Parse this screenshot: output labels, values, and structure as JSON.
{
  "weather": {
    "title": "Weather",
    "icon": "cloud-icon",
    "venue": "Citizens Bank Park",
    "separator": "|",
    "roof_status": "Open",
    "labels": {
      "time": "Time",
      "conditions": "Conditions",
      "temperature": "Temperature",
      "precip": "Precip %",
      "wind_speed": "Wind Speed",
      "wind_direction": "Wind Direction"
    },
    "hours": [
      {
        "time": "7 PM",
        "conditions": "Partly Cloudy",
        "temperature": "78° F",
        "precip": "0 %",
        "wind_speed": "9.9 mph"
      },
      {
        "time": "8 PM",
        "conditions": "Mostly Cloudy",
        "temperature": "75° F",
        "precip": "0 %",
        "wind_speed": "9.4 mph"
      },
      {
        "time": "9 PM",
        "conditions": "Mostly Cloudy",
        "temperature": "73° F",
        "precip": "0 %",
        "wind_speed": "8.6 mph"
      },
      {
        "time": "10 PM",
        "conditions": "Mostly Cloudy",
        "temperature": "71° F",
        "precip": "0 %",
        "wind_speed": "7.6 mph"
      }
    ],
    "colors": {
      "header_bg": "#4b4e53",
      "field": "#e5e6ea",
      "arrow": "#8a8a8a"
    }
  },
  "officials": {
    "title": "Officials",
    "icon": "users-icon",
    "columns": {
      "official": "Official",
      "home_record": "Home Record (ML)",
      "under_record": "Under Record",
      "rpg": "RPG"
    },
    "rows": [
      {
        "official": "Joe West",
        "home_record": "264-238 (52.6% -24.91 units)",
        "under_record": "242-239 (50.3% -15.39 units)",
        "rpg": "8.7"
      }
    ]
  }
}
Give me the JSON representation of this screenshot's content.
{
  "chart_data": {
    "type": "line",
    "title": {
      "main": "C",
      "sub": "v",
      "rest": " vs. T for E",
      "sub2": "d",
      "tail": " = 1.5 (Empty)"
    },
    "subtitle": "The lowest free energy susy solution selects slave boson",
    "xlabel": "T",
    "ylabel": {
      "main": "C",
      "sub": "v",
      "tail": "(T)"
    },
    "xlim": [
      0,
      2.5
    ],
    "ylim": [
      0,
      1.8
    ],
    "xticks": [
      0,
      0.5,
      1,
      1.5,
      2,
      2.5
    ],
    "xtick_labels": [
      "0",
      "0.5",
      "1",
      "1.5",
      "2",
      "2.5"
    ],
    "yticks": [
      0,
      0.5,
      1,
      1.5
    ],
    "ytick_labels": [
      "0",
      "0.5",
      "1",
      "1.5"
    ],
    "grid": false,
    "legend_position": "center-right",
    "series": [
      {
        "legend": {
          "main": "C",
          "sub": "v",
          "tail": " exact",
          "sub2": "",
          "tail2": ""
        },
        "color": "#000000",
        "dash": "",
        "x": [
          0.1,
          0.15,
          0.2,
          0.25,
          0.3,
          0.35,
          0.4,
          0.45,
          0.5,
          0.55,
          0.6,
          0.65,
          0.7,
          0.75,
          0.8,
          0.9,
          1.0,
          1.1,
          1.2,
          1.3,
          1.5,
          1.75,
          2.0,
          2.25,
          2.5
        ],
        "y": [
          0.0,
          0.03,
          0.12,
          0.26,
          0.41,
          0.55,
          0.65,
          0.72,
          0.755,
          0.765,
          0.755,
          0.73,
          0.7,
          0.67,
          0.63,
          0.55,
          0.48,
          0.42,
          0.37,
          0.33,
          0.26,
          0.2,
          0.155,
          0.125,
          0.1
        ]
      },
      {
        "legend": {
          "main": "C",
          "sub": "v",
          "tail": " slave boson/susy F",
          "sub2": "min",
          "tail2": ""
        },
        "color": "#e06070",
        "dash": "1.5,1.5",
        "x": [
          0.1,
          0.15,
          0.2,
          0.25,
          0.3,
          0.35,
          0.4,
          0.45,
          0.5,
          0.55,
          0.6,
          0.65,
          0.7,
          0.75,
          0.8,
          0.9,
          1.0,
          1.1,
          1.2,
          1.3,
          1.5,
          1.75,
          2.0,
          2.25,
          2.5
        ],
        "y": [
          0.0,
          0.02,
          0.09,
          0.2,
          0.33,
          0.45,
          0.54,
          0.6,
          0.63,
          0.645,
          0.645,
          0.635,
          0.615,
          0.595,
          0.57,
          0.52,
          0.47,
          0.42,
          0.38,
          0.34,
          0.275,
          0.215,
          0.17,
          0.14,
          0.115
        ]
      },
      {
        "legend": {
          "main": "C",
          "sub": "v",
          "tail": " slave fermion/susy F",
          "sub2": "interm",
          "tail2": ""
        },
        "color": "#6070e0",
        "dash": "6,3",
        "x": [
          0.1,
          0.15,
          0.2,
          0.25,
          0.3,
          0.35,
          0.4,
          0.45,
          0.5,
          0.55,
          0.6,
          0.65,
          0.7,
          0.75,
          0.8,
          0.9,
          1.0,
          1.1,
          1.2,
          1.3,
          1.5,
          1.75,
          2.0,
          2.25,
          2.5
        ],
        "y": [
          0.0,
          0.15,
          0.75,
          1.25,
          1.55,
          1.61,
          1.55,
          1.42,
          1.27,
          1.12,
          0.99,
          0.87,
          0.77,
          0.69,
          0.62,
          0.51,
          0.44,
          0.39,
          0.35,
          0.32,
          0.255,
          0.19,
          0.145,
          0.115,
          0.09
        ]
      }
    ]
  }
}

» **WHAT TO PRODUCE**:
In the entries above, find each line with the word "slave" and copy it.

» **TASK OUTPUT**:
    "subtitle": "The lowest free energy susy solution selects slave boson",
          "tail": " slave boson/susy F",
          "tail": " slave fermion/susy F",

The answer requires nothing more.